━━━ DATA RECORDS
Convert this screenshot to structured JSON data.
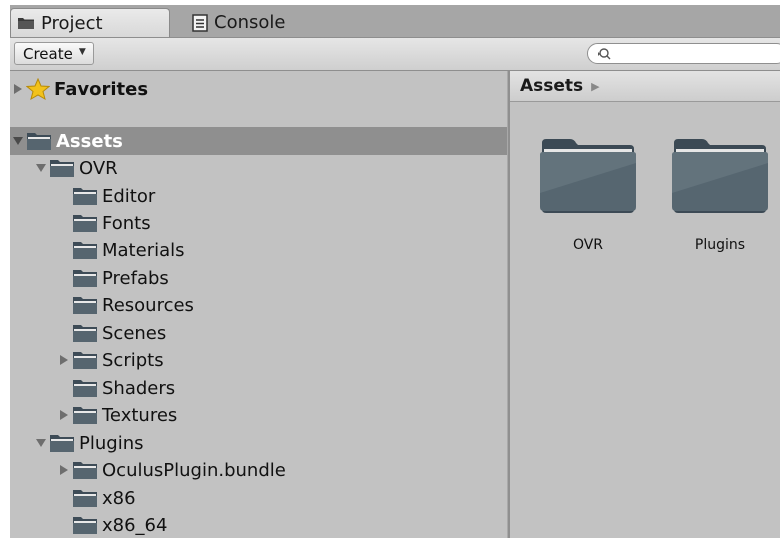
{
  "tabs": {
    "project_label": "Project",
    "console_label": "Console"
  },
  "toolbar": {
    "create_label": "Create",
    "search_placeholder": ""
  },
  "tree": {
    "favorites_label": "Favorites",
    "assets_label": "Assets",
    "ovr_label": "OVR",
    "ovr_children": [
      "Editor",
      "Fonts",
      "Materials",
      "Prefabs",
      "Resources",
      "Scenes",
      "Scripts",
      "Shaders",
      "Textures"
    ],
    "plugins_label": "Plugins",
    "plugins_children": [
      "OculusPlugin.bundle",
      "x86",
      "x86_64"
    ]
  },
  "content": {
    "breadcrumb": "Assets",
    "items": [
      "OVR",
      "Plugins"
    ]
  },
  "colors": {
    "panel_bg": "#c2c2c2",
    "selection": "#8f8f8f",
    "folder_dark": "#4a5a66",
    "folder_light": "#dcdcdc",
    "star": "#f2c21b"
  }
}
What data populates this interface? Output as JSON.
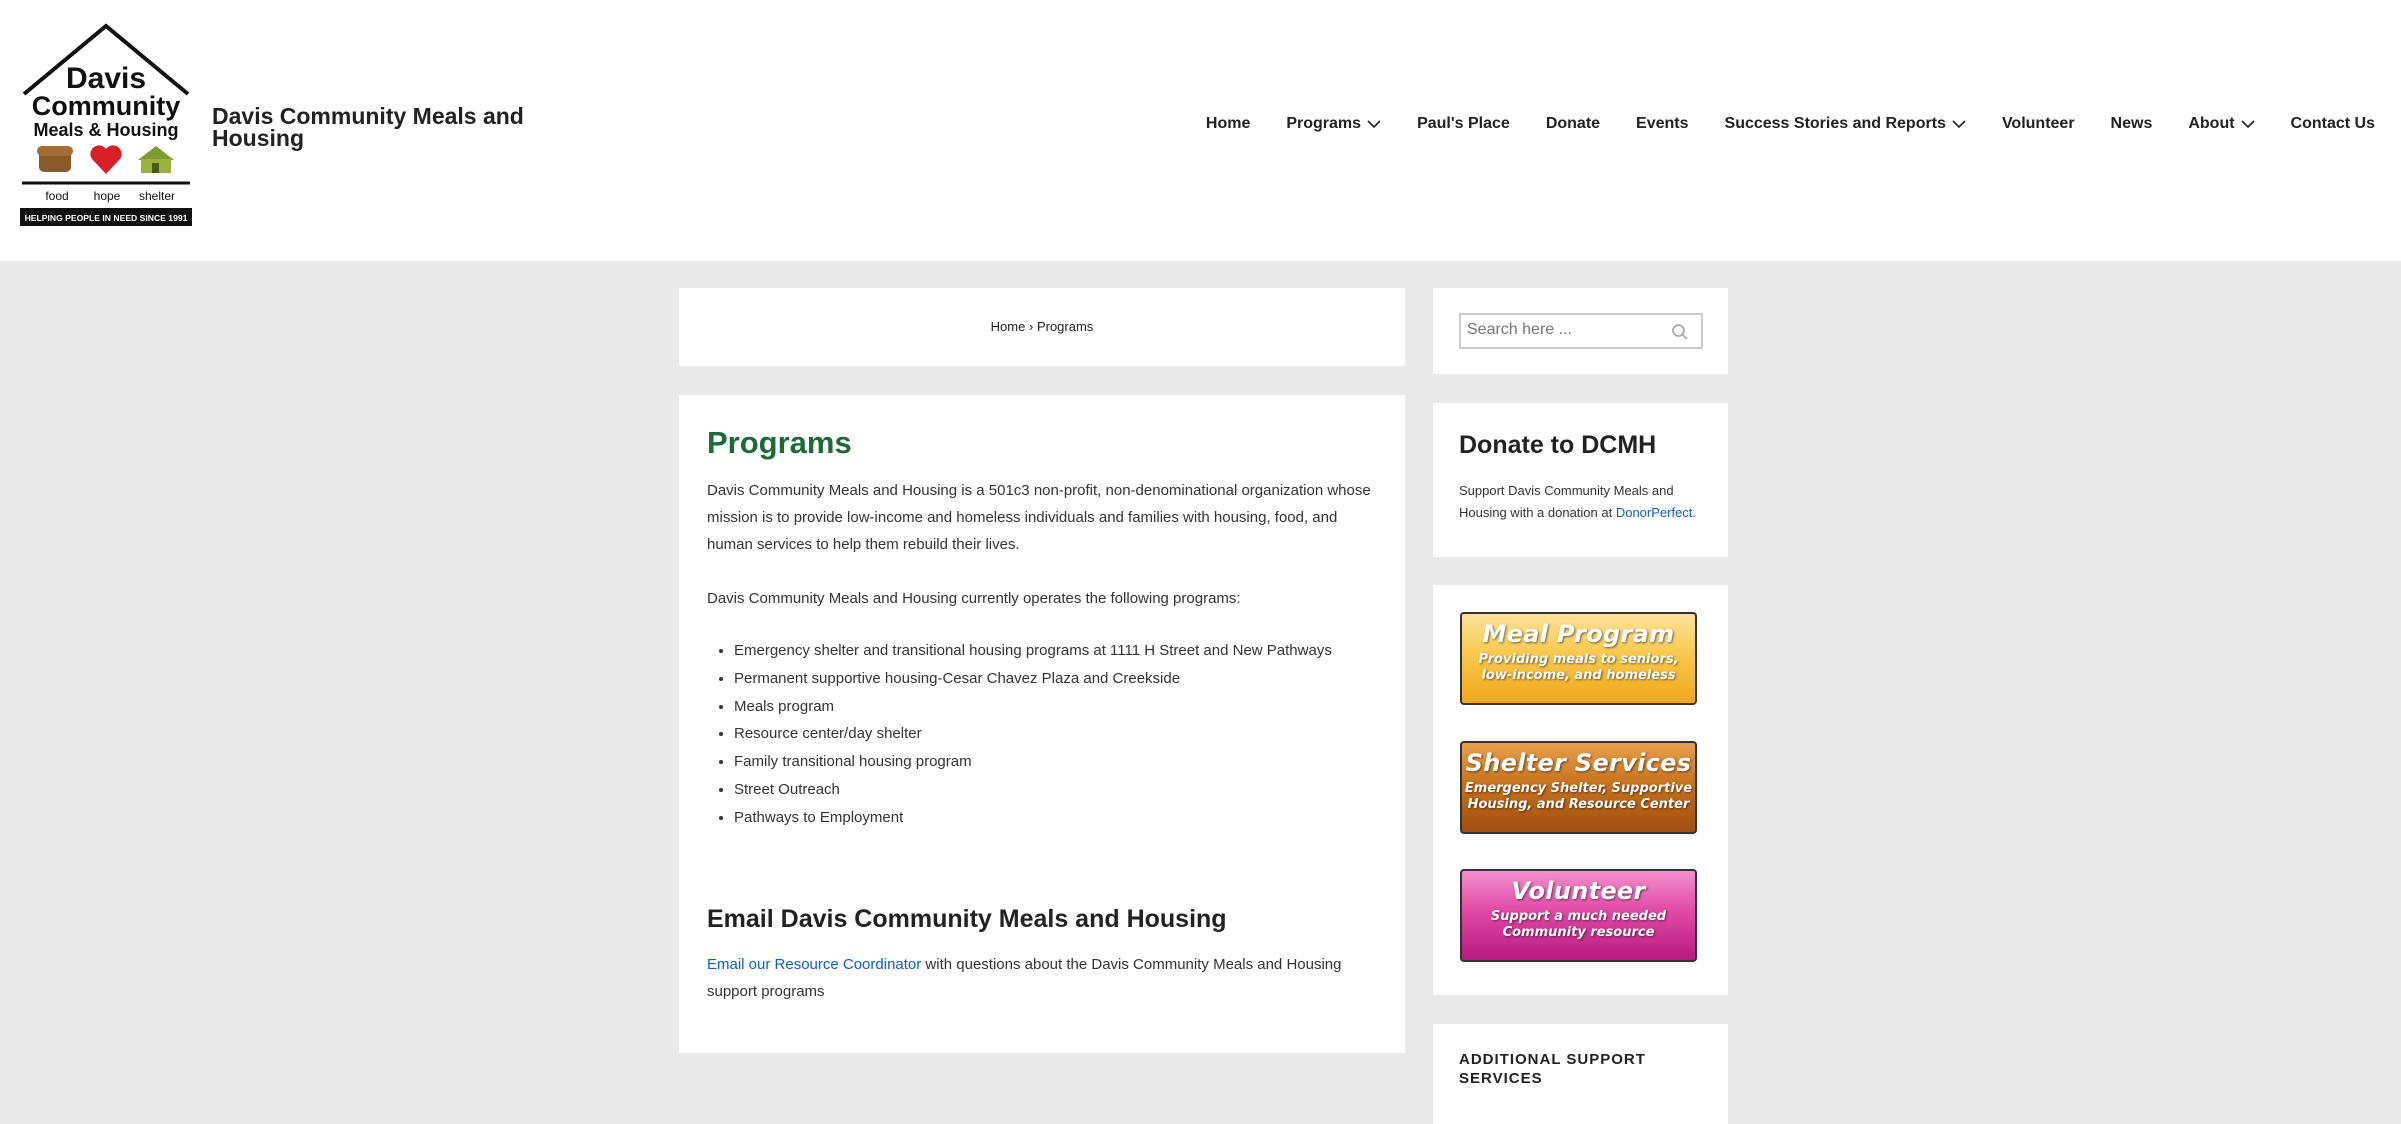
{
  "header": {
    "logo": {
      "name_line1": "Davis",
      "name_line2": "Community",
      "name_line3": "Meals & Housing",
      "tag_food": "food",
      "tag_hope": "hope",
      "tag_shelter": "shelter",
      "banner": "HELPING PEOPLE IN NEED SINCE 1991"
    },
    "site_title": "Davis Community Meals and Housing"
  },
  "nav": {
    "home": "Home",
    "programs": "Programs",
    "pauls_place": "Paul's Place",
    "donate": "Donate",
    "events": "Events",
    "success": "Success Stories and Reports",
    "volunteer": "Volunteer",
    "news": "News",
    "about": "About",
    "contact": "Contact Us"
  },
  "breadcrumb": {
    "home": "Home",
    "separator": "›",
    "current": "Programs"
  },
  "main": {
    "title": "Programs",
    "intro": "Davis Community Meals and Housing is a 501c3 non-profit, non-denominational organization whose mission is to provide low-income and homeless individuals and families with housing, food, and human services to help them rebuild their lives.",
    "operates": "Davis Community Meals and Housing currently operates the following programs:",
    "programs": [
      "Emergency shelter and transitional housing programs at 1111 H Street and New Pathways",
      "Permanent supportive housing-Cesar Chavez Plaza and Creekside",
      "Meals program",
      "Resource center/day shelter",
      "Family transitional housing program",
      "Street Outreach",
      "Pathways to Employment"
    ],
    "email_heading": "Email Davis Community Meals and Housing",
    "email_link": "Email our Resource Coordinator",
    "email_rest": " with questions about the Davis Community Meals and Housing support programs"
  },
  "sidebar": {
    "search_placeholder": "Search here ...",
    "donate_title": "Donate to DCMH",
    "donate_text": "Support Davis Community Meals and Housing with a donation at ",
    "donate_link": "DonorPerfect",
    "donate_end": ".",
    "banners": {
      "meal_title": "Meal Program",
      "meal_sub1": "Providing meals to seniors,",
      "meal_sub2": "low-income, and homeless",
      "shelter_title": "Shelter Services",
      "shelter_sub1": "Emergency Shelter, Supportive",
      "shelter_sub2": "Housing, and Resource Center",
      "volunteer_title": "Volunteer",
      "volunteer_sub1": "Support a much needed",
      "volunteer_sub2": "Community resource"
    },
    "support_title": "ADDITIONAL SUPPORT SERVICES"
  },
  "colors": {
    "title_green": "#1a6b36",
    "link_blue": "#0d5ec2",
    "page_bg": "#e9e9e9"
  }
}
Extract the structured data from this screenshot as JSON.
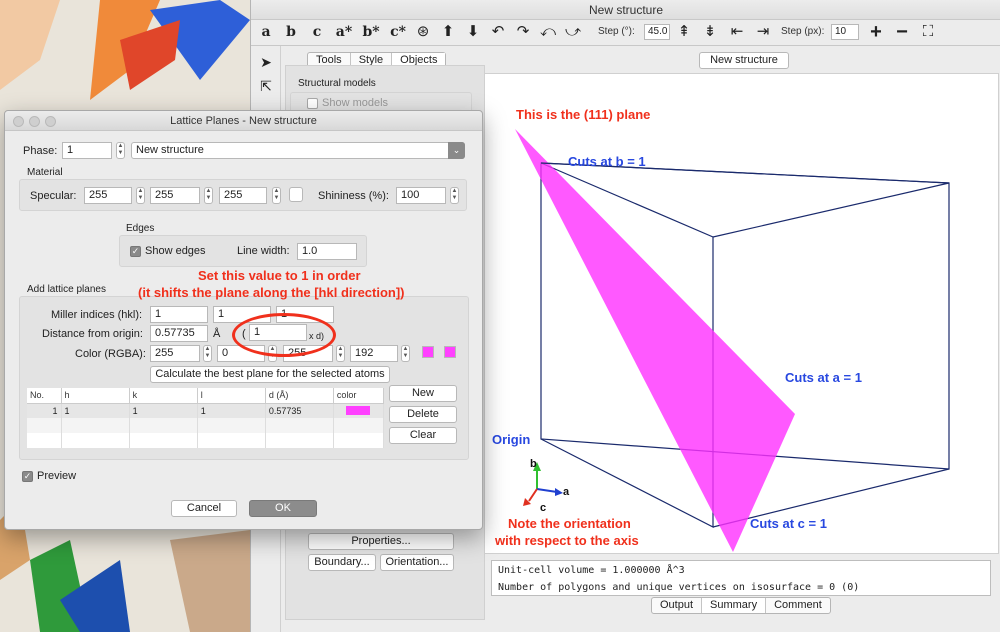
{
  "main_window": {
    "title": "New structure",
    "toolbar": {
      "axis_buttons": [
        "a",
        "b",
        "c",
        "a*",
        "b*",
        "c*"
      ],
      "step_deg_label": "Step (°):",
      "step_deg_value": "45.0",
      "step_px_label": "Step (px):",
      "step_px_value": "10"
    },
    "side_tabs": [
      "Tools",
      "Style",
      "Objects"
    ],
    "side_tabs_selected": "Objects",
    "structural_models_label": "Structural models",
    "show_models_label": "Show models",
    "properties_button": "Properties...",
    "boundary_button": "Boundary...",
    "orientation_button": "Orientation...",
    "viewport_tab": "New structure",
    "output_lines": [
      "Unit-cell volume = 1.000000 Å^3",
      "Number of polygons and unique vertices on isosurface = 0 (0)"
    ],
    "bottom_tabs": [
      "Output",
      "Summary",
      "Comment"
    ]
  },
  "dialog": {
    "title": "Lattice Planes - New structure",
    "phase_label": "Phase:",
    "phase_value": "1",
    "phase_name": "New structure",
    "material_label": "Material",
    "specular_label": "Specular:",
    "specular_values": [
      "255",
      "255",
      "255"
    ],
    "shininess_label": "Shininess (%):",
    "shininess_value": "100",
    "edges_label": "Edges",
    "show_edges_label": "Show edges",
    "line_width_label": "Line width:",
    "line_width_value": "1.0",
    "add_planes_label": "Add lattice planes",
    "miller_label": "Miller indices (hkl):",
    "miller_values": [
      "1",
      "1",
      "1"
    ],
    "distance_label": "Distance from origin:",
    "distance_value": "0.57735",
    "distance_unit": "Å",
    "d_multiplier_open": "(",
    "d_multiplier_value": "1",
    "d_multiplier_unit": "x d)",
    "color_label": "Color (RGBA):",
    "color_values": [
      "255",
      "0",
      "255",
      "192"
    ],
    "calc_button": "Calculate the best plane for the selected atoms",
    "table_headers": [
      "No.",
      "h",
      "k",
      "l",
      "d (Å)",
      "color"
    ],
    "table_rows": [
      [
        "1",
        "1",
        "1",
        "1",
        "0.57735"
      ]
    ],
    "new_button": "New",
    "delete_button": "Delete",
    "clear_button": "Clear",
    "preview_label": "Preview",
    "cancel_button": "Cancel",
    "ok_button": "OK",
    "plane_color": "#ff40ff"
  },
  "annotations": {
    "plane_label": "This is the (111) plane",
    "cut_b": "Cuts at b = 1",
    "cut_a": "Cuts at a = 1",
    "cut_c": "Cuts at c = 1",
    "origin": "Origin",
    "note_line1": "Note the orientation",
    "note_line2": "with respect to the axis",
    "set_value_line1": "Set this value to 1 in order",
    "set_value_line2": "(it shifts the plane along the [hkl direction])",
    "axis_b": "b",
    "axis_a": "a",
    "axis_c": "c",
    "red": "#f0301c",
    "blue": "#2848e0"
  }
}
━━━━━━
◆ **WHAT YOU ARE ASKED TO DO**
Using the material above, set down every line exactly, but skip the pictures.

◆ **RESPONSE TO THIS EXERCISE**
Convert this screenshot to structured JSON data.
{
  "tabs": {
    "project_label": "Project",
    "console_label": "Console"
  },
  "toolbar": {
    "create_label": "Create",
    "search_placeholder": ""
  },
  "tree": {
    "favorites_label": "Favorites",
    "assets_label": "Assets",
    "ovr_label": "OVR",
    "ovr_children": [
      "Editor",
      "Fonts",
      "Materials",
      "Prefabs",
      "Resources",
      "Scenes",
      "Scripts",
      "Shaders",
      "Textures"
    ],
    "plugins_label": "Plugins",
    "plugins_children": [
      "OculusPlugin.bundle",
      "x86",
      "x86_64"
    ]
  },
  "content": {
    "breadcrumb": "Assets",
    "items": [
      "OVR",
      "Plugins"
    ]
  },
  "colors": {
    "panel_bg": "#c2c2c2",
    "selection": "#8f8f8f",
    "folder_dark": "#4a5a66",
    "folder_light": "#dcdcdc",
    "star": "#f2c21b"
  }
}
What data populates this interface? Output as JSON.
{
  "header": {
    "logo": {
      "name_line1": "Davis",
      "name_line2": "Community",
      "name_line3": "Meals & Housing",
      "tag_food": "food",
      "tag_hope": "hope",
      "tag_shelter": "shelter",
      "banner": "HELPING PEOPLE IN NEED SINCE 1991"
    },
    "site_title": "Davis Community Meals and Housing"
  },
  "nav": {
    "home": "Home",
    "programs": "Programs",
    "pauls_place": "Paul's Place",
    "donate": "Donate",
    "events": "Events",
    "success": "Success Stories and Reports",
    "volunteer": "Volunteer",
    "news": "News",
    "about": "About",
    "contact": "Contact Us"
  },
  "breadcrumb": {
    "home": "Home",
    "separator": "›",
    "current": "Programs"
  },
  "main": {
    "title": "Programs",
    "intro": "Davis Community Meals and Housing is a 501c3 non-profit, non-denominational organization whose mission is to provide low-income and homeless individuals and families with housing, food, and human services to help them rebuild their lives.",
    "operates": "Davis Community Meals and Housing currently operates the following programs:",
    "programs": [
      "Emergency shelter and transitional housing programs at 1111 H Street and New Pathways",
      "Permanent supportive housing-Cesar Chavez Plaza and Creekside",
      "Meals program",
      "Resource center/day shelter",
      "Family transitional housing program",
      "Street Outreach",
      "Pathways to Employment"
    ],
    "email_heading": "Email Davis Community Meals and Housing",
    "email_link": "Email our Resource Coordinator",
    "email_rest": " with questions about the Davis Community Meals and Housing support programs"
  },
  "sidebar": {
    "search_placeholder": "Search here ...",
    "donate_title": "Donate to DCMH",
    "donate_text": "Support Davis Community Meals and Housing with a donation at ",
    "donate_link": "DonorPerfect",
    "donate_end": ".",
    "banners": {
      "meal_title": "Meal Program",
      "meal_sub1": "Providing meals to seniors,",
      "meal_sub2": "low-income, and homeless",
      "shelter_title": "Shelter Services",
      "shelter_sub1": "Emergency Shelter, Supportive",
      "shelter_sub2": "Housing, and Resource Center",
      "volunteer_title": "Volunteer",
      "volunteer_sub1": "Support a much needed",
      "volunteer_sub2": "Community resource"
    },
    "support_title": "ADDITIONAL SUPPORT SERVICES"
  },
  "colors": {
    "title_green": "#1a6b36",
    "link_blue": "#0d5ec2",
    "page_bg": "#e9e9e9"
  }
}
Extract the structured data from this screenshot as JSON.
{
  "main_window": {
    "title": "New structure",
    "toolbar": {
      "axis_buttons": [
        "a",
        "b",
        "c",
        "a*",
        "b*",
        "c*"
      ],
      "step_deg_label": "Step (°):",
      "step_deg_value": "45.0",
      "step_px_label": "Step (px):",
      "step_px_value": "10"
    },
    "side_tabs": [
      "Tools",
      "Style",
      "Objects"
    ],
    "side_tabs_selected": "Objects",
    "structural_models_label": "Structural models",
    "show_models_label": "Show models",
    "properties_button": "Properties...",
    "boundary_button": "Boundary...",
    "orientation_button": "Orientation...",
    "viewport_tab": "New structure",
    "output_lines": [
      "Unit-cell volume = 1.000000 Å^3",
      "Number of polygons and unique vertices on isosurface = 0 (0)"
    ],
    "bottom_tabs": [
      "Output",
      "Summary",
      "Comment"
    ]
  },
  "dialog": {
    "title": "Lattice Planes - New structure",
    "phase_label": "Phase:",
    "phase_value": "1",
    "phase_name": "New structure",
    "material_label": "Material",
    "specular_label": "Specular:",
    "specular_values": [
      "255",
      "255",
      "255"
    ],
    "shininess_label": "Shininess (%):",
    "shininess_value": "100",
    "edges_label": "Edges",
    "show_edges_label": "Show edges",
    "line_width_label": "Line width:",
    "line_width_value": "1.0",
    "add_planes_label": "Add lattice planes",
    "miller_label": "Miller indices (hkl):",
    "miller_values": [
      "1",
      "1",
      "1"
    ],
    "distance_label": "Distance from origin:",
    "distance_value": "0.57735",
    "distance_unit": "Å",
    "d_multiplier_open": "(",
    "d_multiplier_value": "1",
    "d_multiplier_unit": "x d)",
    "color_label": "Color (RGBA):",
    "color_values": [
      "255",
      "0",
      "255",
      "192"
    ],
    "calc_button": "Calculate the best plane for the selected atoms",
    "table_headers": [
      "No.",
      "h",
      "k",
      "l",
      "d (Å)",
      "color"
    ],
    "table_rows": [
      [
        "1",
        "1",
        "1",
        "1",
        "0.57735"
      ]
    ],
    "new_button": "New",
    "delete_button": "Delete",
    "clear_button": "Clear",
    "preview_label": "Preview",
    "cancel_button": "Cancel",
    "ok_button": "OK",
    "plane_color": "#ff40ff"
  },
  "annotations": {
    "plane_label": "This is the (111) plane",
    "cut_b": "Cuts at b = 1",
    "cut_a": "Cuts at a = 1",
    "cut_c": "Cuts at c = 1",
    "origin": "Origin",
    "note_line1": "Note the orientation",
    "note_line2": "with respect to the axis",
    "set_value_line1": "Set this value to 1 in order",
    "set_value_line2": "(it shifts the plane along the [hkl direction])",
    "axis_b": "b",
    "axis_a": "a",
    "axis_c": "c",
    "red": "#f0301c",
    "blue": "#2848e0"
  }
}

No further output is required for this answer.